• GIVEN TEXT
↓

Katharine Cullen (born 9 June 1975) is an Australian actress, daughter of actors Max Cullen and Colleen Anne Fitzpatrick.

==Education==
- NIDA (National Institute of Dramatic Art). Bachelor of Dramatic Art.
- The College of Fine Arts (COFA), University of New South Wales (BFA Hons, MFA)
- The Ensemble Studios. Diploma of Acting.
- The McDonald College High School of Performing Arts

==Career==

===Film and television ===
Cullen played a feral child in Mad Max Beyond Thunderdome directed by George Miller, Little Pam in A Girl's Own Story by Jane Campion, Frances in the internationally screened television series Hills End, and Alana, the title role in The Girl From Tomorrow and its sequel The Girl from Tomorrow Part II: Tomorrow's End, a popular sci-fi children's television series that spawned books, newsletters, fanclubs and international awards, including nominations for three (AFI) Australian Film Institute Awards.

===Stage===
At 24, Cullen made her professional stage debut as Vera the Sydney Opera House for the Sydney Theatre Company in A Month in the Country, directed by Lindy Davies. She later played Mrs Fainall, the daughter of Lady Wishfort, played by Miriam Margolyes, in the Sydney Theatre Company production of The Way of the World directed by Gale Edwards. She starred in Humble Boy for the Ensemble Theatre, and alongside her father, actor Max in the Ensemble Theatre production of I Ought to be in Pictures by Neil Simon. Both plays were directed by artistic director of the Ensemble, Sandra Bates, one reviewer stating, "Cullen's portrayal as the outspoken, heartbreakingly brave young girl is magnificent. Her ability to imbue her character with a sensitive mix of fragile vulnerability overlaid by outspoken confidence is remarkable."

Cullen later worked with the Sydney Theatre Company performing Brecht and for Belvoir Street Theatre as Titania in A Midsummer Night's Dream. In 2010, Cullen appeared in Chekhov's The Seagull for the Siren Theatre Company. "A special mention must go to Katharine Cullen's Masha, whose unrequited passion for Konstantin brings about some of the funniest and saddest scenes... Cullen's vodka-soaked rant inspired well deserved spontaneous applause." In late 2010, for the Ensemble Theatre Cullen played Grace in Between Us, and also for The Ensemble played Kyra in David Hare’s Skylight during July 2012.

↑

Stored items
↓

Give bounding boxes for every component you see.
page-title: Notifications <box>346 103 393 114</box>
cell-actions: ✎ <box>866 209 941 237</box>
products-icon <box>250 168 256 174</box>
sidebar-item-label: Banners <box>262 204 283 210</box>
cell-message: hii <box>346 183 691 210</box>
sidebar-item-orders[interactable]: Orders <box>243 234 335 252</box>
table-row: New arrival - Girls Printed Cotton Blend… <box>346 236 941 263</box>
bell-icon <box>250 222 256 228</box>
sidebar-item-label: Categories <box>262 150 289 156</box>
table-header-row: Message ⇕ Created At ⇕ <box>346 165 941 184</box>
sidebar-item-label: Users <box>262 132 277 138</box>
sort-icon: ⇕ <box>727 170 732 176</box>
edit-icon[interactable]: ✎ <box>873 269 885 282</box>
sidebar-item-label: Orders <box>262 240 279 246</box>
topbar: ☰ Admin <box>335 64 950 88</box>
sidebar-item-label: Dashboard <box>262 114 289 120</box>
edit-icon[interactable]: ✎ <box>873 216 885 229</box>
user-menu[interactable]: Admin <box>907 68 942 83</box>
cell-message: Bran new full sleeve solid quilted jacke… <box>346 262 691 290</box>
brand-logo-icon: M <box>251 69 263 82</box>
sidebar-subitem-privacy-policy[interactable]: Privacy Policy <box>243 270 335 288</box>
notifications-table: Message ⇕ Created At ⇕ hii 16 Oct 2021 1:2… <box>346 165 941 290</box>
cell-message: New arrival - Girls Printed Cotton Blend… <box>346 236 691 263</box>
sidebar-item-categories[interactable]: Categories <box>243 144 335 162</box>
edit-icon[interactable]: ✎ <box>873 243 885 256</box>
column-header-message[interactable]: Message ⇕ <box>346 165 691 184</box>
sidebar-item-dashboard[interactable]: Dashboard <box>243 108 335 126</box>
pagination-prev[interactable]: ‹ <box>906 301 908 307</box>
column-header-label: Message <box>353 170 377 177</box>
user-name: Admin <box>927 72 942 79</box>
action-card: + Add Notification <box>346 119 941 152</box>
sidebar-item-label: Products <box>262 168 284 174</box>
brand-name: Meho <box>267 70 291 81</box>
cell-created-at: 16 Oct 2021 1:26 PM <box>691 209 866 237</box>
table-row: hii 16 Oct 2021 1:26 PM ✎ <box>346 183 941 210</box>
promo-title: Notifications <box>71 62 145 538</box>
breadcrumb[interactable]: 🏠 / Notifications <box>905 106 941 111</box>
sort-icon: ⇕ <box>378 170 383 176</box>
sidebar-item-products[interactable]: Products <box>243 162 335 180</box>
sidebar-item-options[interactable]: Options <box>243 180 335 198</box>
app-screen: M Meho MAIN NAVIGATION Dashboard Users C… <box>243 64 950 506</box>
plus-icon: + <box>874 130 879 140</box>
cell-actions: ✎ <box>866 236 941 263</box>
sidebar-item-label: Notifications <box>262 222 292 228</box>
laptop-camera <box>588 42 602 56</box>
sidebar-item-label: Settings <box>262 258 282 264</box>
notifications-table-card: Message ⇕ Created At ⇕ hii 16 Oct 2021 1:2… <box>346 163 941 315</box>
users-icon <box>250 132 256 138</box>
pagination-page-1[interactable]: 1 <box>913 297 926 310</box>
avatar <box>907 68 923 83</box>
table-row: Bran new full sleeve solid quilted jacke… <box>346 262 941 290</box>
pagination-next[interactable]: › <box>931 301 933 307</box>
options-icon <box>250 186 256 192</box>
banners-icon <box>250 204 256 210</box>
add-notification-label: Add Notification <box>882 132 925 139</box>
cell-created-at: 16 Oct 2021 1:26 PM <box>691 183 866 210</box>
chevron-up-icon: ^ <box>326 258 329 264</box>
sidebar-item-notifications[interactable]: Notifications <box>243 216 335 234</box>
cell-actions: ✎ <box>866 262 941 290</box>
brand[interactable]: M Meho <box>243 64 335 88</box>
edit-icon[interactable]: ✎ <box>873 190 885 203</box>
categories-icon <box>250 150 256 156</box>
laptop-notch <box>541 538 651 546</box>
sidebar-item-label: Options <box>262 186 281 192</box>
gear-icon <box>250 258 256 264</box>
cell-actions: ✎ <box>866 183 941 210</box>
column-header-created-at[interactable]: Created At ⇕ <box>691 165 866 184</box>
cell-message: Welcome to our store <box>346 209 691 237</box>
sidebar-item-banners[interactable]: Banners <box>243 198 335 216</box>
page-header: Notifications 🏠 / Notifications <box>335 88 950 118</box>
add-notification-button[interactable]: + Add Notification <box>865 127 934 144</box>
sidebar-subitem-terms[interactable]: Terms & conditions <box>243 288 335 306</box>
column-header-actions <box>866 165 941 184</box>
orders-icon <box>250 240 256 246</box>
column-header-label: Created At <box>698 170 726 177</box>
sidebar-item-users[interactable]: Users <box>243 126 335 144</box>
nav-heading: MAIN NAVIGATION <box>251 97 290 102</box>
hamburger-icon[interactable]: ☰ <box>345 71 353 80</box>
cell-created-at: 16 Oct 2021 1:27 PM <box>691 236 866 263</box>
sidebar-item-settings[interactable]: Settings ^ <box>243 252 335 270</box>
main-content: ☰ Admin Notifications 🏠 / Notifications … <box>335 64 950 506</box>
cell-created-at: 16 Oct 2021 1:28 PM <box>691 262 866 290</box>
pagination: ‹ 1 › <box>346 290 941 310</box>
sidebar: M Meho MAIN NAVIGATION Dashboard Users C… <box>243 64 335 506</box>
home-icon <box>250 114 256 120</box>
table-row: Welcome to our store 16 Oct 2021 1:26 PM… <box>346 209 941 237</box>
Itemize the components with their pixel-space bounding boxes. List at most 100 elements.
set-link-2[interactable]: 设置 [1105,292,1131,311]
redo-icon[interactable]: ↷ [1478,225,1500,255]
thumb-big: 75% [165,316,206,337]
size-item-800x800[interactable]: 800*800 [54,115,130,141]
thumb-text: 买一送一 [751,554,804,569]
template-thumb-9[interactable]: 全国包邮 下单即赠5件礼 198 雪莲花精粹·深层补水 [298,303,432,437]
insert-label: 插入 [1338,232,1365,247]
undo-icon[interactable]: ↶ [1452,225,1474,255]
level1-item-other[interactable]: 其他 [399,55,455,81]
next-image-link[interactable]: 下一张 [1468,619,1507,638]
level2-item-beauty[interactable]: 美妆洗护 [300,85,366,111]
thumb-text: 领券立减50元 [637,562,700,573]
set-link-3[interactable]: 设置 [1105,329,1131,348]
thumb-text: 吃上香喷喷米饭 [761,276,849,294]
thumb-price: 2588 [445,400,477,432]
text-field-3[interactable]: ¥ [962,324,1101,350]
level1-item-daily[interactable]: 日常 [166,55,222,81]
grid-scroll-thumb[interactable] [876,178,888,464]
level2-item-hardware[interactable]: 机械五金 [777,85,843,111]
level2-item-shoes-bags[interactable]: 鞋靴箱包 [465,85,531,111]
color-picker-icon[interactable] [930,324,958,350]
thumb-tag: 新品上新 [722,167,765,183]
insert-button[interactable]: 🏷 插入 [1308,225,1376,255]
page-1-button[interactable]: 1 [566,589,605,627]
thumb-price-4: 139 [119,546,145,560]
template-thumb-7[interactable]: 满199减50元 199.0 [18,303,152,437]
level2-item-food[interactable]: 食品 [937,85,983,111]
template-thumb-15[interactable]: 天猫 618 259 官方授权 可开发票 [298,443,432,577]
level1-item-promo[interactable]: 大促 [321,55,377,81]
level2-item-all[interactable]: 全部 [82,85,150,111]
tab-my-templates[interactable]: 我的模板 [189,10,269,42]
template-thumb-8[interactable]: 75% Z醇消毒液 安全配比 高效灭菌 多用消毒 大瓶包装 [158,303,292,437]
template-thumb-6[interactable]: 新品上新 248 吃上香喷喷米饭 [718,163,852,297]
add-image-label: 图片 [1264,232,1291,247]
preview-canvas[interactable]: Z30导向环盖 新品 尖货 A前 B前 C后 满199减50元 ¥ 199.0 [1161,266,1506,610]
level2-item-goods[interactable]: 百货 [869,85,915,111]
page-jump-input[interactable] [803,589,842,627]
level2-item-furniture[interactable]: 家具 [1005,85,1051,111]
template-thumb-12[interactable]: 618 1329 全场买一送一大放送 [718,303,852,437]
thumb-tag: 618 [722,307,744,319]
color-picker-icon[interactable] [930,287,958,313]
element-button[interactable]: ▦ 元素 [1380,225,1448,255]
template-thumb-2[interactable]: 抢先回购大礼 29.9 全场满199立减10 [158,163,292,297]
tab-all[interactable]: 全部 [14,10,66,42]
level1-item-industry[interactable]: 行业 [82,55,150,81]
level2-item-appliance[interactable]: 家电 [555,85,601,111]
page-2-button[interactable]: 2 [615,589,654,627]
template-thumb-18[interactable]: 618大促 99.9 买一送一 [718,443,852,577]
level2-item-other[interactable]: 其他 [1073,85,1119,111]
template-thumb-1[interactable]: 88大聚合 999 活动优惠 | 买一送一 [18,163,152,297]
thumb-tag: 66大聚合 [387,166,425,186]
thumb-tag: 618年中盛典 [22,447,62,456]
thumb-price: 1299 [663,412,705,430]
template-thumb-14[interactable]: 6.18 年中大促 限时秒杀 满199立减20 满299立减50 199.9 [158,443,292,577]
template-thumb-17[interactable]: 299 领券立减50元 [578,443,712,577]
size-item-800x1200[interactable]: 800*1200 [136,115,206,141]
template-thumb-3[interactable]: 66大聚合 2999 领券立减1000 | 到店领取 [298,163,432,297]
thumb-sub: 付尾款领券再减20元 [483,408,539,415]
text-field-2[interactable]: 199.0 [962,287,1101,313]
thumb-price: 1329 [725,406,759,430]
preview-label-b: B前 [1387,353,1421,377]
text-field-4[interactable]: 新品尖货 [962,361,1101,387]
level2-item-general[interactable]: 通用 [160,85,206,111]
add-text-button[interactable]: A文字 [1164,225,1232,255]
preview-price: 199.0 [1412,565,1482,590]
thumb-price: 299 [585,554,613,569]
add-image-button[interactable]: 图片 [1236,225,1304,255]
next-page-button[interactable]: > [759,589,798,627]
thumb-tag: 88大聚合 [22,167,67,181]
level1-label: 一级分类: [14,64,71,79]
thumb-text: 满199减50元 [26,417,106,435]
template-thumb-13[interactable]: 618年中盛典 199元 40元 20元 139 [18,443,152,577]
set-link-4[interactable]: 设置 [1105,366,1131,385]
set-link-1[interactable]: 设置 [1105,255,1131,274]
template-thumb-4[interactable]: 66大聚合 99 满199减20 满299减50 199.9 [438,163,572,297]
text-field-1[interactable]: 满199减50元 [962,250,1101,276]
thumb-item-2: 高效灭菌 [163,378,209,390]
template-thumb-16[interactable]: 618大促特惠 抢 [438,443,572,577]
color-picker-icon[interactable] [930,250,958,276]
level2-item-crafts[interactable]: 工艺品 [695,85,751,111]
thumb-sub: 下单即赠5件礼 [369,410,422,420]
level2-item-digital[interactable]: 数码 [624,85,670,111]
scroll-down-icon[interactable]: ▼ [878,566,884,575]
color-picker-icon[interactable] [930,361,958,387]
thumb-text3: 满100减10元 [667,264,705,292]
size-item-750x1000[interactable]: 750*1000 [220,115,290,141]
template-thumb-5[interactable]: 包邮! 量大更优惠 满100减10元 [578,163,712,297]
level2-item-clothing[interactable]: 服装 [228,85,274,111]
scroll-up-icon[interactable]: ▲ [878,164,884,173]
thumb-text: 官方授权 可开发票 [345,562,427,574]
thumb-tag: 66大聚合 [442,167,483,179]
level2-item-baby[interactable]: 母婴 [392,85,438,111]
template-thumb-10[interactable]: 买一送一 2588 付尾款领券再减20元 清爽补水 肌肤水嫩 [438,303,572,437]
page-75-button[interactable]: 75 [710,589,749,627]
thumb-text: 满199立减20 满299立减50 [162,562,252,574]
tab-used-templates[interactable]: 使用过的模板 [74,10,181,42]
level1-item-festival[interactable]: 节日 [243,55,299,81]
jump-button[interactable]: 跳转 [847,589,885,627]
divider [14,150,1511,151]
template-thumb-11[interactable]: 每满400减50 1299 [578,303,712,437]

↑

• ACTIVITY LIST
[A] Answer these questions from the text on Katharine Cullen:
(i) Who directed Mad Max Beyond Thunderdome?
(ii) At what age did Cullen make her professional stage debut?
(iii) What role did Cullen play in A Midsummer Night's Dream for Belvoir Street Theatre?
[B] Reproduce word for word the stretch of the Katharine Cullen text from "Katharine Cullen (born" through "of Dramatic Art.".

• SOLUTIONS BELOW
[A]
(i) George Miller
(ii) 24
(iii) Titania

[B]
Katharine Cullen (born 9 June 1975) is an Australian actress, daughter of actors Max Cullen and Colleen Anne Fitzpatrick.

==Education==
- NIDA (National Institute of Dramatic Art). Bachelor of Dramatic Art.